> Quoted passage
☆ ☆ ☆ ☆

And his lies culminate in regard to Paris and the Province.

Paris, which in reality holds in check for two months the finest army France ever possessed, despite the secret help of the Prussians, is in fact only anxious to be delivered from its “atrocious tyrants,” by Thiers, and therefore it fights against him, although a mere handful of criminals.

He does not tire of representing the Commune as a handful of convicts, ticket-of-leave men, scum. Paris fights against him because it wants to be delivered by him from “the affreux [frightful] tyrants that oppress it.” And this “handful” of desperadoes holds in check since two months “the finest army that France ever possessed,” led by the invincible MacMahon and inspired by the Napoleonic genius of Thiers himself!

The resistance of Paris is no reality, but Thiers’ lies about Paris are.

Not content to refute him by its exploits, all the living elements of Paris have spoken to him, but in vain, to dislodge him out of his lying world.

“You must not confound the movement of Paris with the surprise of Montmartre, which was only its opportunity and starting point: this movement is general and profound in the conscience of Paris; the greatest number even of those who by one reason or another keep back (stand aside), do for all that not disavow its social legitimity.”

By whom was he told this? By the delegates of the Syndical Chambers, speaking in the name of 7-8,000 merchants and industrials.[141] They went to tell it him personally at Versailles. Thus the Ligue of the Republican Union, thus the Masons’ lodges [142] by their delegates and their demonstrations. But he sticks to it.

In his bulletins of [read on] Moulin-Saquet (4 May):

“300 prisoners taken ... the rest of the insurgents has fled à toutes jambes, laissant 150 morts et blessés sur le champ de bataille... . Voilà la victoire que la Commune peut célébrer dans ses bulletins. Paris sera sous peu délivré de ses terribles tyrans qui l’oppriment.” [... has fled at top speed, leaving 150 dead and wounded on the battlefield... . That is the victory the Commune can celebrate in its bulletins. Paris will shortly be delivered from its terrible tyrants who oppress it.”]

But the fighting Paris, the real Paris is not his Paris. His Paris is itself a parliamentary lie. “The rich, the idle, the capitalist Paris,” the cosmopolitan stew, this is his Paris. That is the Paris which wants to be restored to him; the real Paris, is the Paris of the “vile multitude.” The Paris that showed its courage in the “pacific procession” and Saisset’s stampede, that throngs now at Versailles, at Rueil, at St. Denis, at St. Germain-en-Laye, followed by the cocottes, sticking to the “man of family, religion, order,” and above all, “of property,” the Paris of the lounging classes, the Paris of the francs-fileurs, amusing itself by looking through telescopes at the battles going on, treating the civil war [as] but an agreeable diversion, that is the Paris of M. Thiers, as the Emigration of Coblenz was the France of M. de Calonne and as the Emigration at Versailles is the France of M. Thiers.

☆ ☆ ☆ ☆

> Data shown
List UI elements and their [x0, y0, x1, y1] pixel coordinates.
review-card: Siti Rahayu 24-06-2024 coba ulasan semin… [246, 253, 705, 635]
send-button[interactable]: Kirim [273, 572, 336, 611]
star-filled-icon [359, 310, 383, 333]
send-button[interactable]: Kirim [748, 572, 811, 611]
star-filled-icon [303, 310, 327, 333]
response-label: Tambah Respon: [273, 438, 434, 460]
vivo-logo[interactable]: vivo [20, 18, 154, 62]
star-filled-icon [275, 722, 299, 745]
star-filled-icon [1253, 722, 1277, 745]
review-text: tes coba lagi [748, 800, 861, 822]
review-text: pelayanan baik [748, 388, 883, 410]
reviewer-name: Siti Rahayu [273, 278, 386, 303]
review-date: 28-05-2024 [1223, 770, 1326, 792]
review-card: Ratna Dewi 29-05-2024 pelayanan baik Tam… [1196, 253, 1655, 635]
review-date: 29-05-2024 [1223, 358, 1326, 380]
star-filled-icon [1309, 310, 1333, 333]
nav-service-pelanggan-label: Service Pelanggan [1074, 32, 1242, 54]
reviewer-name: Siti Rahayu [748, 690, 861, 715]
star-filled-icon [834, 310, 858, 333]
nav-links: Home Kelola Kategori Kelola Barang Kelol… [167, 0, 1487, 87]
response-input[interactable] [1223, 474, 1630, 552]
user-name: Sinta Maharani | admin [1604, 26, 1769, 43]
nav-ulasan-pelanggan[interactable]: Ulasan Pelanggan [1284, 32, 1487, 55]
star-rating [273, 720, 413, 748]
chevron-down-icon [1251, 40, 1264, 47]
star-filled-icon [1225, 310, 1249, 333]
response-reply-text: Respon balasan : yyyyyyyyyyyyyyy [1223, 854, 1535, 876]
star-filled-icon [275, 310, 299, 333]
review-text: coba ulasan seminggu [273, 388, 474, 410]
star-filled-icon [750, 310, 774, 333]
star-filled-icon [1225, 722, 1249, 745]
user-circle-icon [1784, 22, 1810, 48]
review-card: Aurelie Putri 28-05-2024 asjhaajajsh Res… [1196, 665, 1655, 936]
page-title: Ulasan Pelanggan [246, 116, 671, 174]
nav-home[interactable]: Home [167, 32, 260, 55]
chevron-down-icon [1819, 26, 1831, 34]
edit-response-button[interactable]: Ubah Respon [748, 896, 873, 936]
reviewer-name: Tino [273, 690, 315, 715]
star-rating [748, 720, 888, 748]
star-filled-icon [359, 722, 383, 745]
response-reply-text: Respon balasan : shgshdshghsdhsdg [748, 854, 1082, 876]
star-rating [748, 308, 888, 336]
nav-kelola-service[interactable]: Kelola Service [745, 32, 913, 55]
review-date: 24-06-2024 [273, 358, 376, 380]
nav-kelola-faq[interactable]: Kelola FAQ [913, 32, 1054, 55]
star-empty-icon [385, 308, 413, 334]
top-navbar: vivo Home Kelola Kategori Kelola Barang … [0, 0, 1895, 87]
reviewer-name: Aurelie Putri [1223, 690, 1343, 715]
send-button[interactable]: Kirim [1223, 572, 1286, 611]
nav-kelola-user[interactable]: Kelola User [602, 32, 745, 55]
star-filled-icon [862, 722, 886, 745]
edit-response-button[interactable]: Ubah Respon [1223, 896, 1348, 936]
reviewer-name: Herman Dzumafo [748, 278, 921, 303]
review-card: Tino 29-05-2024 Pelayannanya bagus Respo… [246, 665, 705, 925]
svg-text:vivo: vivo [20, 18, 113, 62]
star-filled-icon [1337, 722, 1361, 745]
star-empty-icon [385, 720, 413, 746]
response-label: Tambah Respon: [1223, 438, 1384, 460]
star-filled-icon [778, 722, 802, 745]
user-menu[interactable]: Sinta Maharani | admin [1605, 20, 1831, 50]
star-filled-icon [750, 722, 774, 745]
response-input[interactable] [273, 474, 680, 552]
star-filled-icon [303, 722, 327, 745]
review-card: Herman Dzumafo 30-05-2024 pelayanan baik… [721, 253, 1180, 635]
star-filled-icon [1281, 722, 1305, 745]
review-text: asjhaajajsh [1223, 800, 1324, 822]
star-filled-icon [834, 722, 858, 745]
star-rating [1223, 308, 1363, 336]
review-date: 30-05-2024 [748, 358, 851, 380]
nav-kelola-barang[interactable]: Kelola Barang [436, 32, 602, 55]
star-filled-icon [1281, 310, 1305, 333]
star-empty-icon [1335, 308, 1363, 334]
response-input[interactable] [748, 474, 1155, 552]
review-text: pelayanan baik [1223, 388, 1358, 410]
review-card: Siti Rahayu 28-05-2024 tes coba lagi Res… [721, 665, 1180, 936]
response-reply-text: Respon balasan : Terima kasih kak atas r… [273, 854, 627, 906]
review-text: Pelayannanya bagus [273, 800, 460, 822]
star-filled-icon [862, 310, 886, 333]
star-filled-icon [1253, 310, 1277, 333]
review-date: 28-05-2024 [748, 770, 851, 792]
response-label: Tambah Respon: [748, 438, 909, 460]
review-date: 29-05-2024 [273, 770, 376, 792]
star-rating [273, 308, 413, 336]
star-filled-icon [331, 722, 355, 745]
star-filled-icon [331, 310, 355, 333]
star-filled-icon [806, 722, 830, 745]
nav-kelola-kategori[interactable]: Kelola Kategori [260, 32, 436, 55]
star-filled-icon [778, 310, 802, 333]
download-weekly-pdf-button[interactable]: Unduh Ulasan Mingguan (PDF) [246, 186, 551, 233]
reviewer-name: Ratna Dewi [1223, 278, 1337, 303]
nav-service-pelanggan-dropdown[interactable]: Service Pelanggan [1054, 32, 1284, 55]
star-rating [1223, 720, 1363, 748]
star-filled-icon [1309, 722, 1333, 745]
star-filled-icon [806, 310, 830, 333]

☆ ☆ ☆ ☆

> The task
Pull from the passage on Thiers and Paris the part between "And his lies" and "about Paris are.", inclusive.

> Reply
And his lies culminate in regard to Paris and the Province.

Paris, which in reality holds in check for two months the finest army France ever possessed, despite the secret help of the Prussians, is in fact only anxious to be delivered from its “atrocious tyrants,” by Thiers, and therefore it fights against him, although a mere handful of criminals.

He does not tire of representing the Commune as a handful of convicts, ticket-of-leave men, scum. Paris fights against him because it wants to be delivered by him from “the affreux [frightful] tyrants that oppress it.” And this “handful” of desperadoes holds in check since two months “the finest army that France ever possessed,” led by the invincible MacMahon and inspired by the Napoleonic genius of Thiers himself!

The resistance of Paris is no reality, but Thiers’ lies about Paris are.